Stated goal: Present every line in which the string "JSON" appears.

Material provided:
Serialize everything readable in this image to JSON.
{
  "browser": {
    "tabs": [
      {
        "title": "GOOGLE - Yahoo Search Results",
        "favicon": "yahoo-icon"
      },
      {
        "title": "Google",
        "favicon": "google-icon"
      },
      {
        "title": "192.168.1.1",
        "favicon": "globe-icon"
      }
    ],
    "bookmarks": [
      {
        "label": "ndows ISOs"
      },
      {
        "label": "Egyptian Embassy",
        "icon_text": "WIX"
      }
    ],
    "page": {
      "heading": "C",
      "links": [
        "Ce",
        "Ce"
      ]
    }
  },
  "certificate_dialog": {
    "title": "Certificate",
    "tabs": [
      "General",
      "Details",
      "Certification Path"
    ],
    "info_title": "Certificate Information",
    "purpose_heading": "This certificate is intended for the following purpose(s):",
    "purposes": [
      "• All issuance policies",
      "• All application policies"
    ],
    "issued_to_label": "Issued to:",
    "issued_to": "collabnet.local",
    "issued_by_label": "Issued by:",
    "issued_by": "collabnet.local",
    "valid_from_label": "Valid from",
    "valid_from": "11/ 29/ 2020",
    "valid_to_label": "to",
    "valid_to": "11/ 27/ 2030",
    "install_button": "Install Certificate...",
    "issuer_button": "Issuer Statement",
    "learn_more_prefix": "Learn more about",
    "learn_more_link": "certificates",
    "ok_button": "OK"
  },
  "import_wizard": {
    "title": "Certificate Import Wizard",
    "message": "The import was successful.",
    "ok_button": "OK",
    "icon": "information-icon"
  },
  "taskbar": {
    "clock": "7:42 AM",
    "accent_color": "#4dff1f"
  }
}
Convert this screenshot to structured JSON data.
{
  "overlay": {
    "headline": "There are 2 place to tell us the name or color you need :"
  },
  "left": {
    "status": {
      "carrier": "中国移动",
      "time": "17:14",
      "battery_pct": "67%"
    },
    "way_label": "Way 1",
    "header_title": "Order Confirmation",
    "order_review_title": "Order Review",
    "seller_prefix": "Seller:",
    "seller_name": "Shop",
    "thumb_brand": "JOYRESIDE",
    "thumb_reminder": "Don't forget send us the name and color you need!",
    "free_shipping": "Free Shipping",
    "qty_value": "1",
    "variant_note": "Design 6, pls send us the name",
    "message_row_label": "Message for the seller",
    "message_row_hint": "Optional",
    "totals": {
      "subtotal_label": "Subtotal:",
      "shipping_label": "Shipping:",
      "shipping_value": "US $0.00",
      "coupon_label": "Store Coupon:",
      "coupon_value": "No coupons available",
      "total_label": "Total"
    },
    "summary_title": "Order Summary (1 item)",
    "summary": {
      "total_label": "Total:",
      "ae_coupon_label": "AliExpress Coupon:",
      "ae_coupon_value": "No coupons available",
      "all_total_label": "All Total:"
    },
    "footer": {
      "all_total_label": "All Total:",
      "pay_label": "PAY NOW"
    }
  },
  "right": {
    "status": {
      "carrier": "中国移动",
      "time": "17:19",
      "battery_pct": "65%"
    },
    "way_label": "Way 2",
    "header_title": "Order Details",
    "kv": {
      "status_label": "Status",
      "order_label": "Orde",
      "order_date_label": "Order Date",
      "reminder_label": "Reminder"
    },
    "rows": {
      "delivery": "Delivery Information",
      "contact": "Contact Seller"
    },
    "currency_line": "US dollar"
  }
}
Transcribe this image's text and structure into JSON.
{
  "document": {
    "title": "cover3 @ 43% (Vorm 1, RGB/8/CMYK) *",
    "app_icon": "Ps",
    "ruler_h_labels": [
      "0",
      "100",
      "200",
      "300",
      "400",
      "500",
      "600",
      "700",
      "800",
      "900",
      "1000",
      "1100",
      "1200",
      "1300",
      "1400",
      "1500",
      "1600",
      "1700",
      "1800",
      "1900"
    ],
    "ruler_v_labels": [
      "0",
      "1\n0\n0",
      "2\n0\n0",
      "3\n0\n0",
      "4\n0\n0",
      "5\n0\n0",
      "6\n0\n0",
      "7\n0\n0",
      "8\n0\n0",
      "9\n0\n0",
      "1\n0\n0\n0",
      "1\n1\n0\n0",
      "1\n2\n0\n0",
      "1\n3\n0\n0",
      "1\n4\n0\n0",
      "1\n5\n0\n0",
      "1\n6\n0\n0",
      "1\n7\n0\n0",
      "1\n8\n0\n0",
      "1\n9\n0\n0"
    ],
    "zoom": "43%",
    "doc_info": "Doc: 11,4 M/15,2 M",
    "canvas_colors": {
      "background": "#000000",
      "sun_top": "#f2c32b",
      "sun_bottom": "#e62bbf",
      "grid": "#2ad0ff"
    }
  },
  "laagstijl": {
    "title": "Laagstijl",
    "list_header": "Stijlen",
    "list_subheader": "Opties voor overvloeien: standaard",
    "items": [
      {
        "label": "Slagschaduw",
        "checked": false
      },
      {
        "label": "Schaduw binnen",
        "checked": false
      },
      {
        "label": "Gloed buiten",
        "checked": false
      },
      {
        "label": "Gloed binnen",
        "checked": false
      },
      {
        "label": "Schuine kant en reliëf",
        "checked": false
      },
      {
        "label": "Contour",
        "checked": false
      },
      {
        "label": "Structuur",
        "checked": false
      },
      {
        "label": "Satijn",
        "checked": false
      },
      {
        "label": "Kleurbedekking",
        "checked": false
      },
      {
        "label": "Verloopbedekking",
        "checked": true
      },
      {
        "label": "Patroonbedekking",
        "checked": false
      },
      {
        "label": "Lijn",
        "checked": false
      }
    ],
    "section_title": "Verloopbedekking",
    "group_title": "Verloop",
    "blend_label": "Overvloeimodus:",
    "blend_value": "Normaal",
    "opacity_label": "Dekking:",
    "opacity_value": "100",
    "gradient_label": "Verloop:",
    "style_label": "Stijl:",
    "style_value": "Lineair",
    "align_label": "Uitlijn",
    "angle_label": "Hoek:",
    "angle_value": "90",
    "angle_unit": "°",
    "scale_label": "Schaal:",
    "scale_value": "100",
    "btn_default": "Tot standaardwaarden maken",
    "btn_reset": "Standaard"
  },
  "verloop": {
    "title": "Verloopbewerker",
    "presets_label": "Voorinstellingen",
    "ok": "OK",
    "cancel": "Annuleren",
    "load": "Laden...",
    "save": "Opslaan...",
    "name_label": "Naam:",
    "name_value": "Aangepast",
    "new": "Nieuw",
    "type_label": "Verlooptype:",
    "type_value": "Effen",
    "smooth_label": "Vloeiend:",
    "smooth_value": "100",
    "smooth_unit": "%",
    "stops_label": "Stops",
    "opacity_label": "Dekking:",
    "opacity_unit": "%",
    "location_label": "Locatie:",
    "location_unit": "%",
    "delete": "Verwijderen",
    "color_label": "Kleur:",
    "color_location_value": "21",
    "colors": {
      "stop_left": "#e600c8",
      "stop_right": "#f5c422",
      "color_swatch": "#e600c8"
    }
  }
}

Completed task:
Serialize everything readable in this image to JSON.
Convert this screenshot to structured JSON data.
Transcribe this image's text and structure into JSON.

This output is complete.